Exercise input:
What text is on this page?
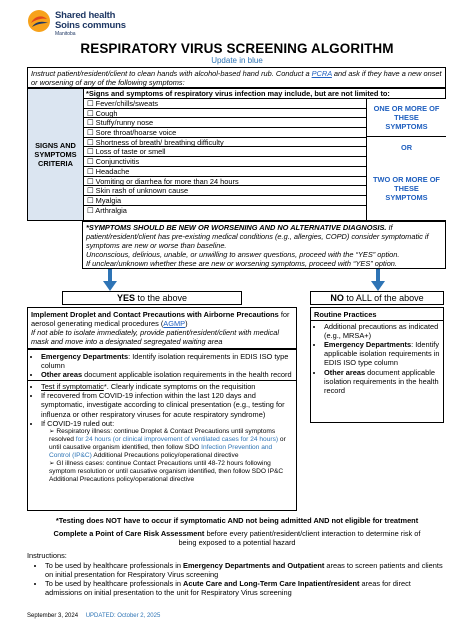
Shared health
Soins communs
Manitoba
RESPIRATORY VIRUS SCREENING ALGORITHM
Update in blue
Instruct patient/resident/client to clean hands with alcohol-based hand rub. Conduct a PCRA and ask if they have a new onset or worsening of any of the following symptoms:
SIGNS AND SYMPTOMS CRITERIA
*Signs and symptoms of respiratory virus infection may include, but are not limited to:
☐ Fever/chills/sweats
☐ Cough
☐ Stuffy/runny nose
☐ Sore throat/hoarse voice
☐ Shortness of breath/ breathing difficulty
☐ Loss of taste or smell
☐ Conjunctivitis
☐ Headache
☐ Vomiting or diarrhea for more than 24 hours
☐ Skin rash of unknown cause
☐ Myalgia
☐ Arthralgia
ONE OR MORE OF THESE SYMPTOMS
OR
TWO OR MORE OF THESE SYMPTOMS
*SYMPTOMS SHOULD BE NEW OR WORSENING AND NO ALTERNATIVE DIAGNOSIS. If patient/resident/client has pre-existing medical conditions (e.g., allergies, COPD) consider symptomatic if symptoms are new or worse than baseline.
Unconscious, delirious, unable, or unwilling to answer questions, proceed with the “YES” option.
If unclear/unknown whether these are new or worsening symptoms, proceed with “YES” option.
YES to the above	NO to ALL of the above
Implement Droplet and Contact Precautions with Airborne Precautions for aerosol generating medical procedures (AGMP)
If not able to isolate immediately, provide patient/resident/client with medical mask and move into a designated segregated waiting area
• Emergency Departments: Identify isolation requirements in EDIS ISO type column
• Other areas document applicable isolation requirements in the health record
• Test if symptomatic*. Clearly indicate symptoms on the requisition
• If recovered from COVID-19 infection within the last 120 days and symptomatic, investigate according to clinical presentation (e.g., testing for influenza or other respiratory viruses for acute respiratory syndrome)
• If COVID-19 ruled out:
➢ Respiratory illness: continue Droplet & Contact Precautions until symptoms resolved for 24 hours (or clinical improvement of ventilated cases for 24 hours) or until causative organism identified, then follow SDO Infection Prevention and Control (IP&C) Additional Precautions policy/operational directive
➢ GI illness cases: continue Contact Precautions until 48-72 hours following symptom resolution or until causative organism identified, then follow SDO IP&C Additional Precautions policy/operational directive
Routine Practices
• Additional precautions as indicated (e.g., MRSA+)
• Emergency Departments: Identify applicable isolation requirements in EDIS ISO type column
• Other areas document applicable isolation requirements in the health record
*Testing does NOT have to occur if symptomatic AND not being admitted AND not eligible for treatment
Complete a Point of Care Risk Assessment before every patient/resident/client interaction to determine risk of being exposed to a potential hazard
Instructions:
• To be used by healthcare professionals in Emergency Departments and Outpatient areas to screen patients and clients on initial presentation for Respiratory Virus screening
• To be used by healthcare professionals in Acute Care and Long-Term Care Inpatient/resident areas for direct admissions on initial presentation to the unit for Respiratory Virus screening
September 3, 2024 UPDATED: October 2, 2025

Exercise objective: Your answer must be every record above, word for word, with no pictures.

Task solution:
What text is on this page?
Shared health
Soins communs
Manitoba
RESPIRATORY VIRUS SCREENING ALGORITHM
Update in blue
Instruct patient/resident/client to clean hands with alcohol-based hand rub. Conduct a PCRA and ask if they have a new onset or worsening of any of the following symptoms:
SIGNS AND SYMPTOMS CRITERIA
*Signs and symptoms of respiratory virus infection may include, but are not limited to:
☐ Fever/chills/sweats
☐ Cough
☐ Stuffy/runny nose
☐ Sore throat/hoarse voice
☐ Shortness of breath/ breathing difficulty
☐ Loss of taste or smell
☐ Conjunctivitis
☐ Headache
☐ Vomiting or diarrhea for more than 24 hours
☐ Skin rash of unknown cause
☐ Myalgia
☐ Arthralgia
ONE OR MORE OF THESE SYMPTOMS
OR
TWO OR MORE OF THESE SYMPTOMS
*SYMPTOMS SHOULD BE NEW OR WORSENING AND NO ALTERNATIVE DIAGNOSIS. If patient/resident/client has pre-existing medical conditions (e.g., allergies, COPD) consider symptomatic if symptoms are new or worse than baseline.
Unconscious, delirious, unable, or unwilling to answer questions, proceed with the “YES” option.
If unclear/unknown whether these are new or worsening symptoms, proceed with “YES” option.
YES to the above	NO to ALL of the above
Implement Droplet and Contact Precautions with Airborne Precautions for aerosol generating medical procedures (AGMP)
If not able to isolate immediately, provide patient/resident/client with medical mask and move into a designated segregated waiting area
• Emergency Departments: Identify isolation requirements in EDIS ISO type column
• Other areas document applicable isolation requirements in the health record
• Test if symptomatic*. Clearly indicate symptoms on the requisition
• If recovered from COVID-19 infection within the last 120 days and symptomatic, investigate according to clinical presentation (e.g., testing for influenza or other respiratory viruses for acute respiratory syndrome)
• If COVID-19 ruled out:
➢ Respiratory illness: continue Droplet & Contact Precautions until symptoms resolved for 24 hours (or clinical improvement of ventilated cases for 24 hours) or until causative organism identified, then follow SDO Infection Prevention and Control (IP&C) Additional Precautions policy/operational directive
➢ GI illness cases: continue Contact Precautions until 48-72 hours following symptom resolution or until causative organism identified, then follow SDO IP&C Additional Precautions policy/operational directive
Routine Practices
• Additional precautions as indicated (e.g., MRSA+)
• Emergency Departments: Identify applicable isolation requirements in EDIS ISO type column
• Other areas document applicable isolation requirements in the health record
*Testing does NOT have to occur if symptomatic AND not being admitted AND not eligible for treatment
Complete a Point of Care Risk Assessment before every patient/resident/client interaction to determine risk of being exposed to a potential hazard
Instructions:
• To be used by healthcare professionals in Emergency Departments and Outpatient areas to screen patients and clients on initial presentation for Respiratory Virus screening
• To be used by healthcare professionals in Acute Care and Long-Term Care Inpatient/resident areas for direct admissions on initial presentation to the unit for Respiratory Virus screening
September 3, 2024 UPDATED: October 2, 2025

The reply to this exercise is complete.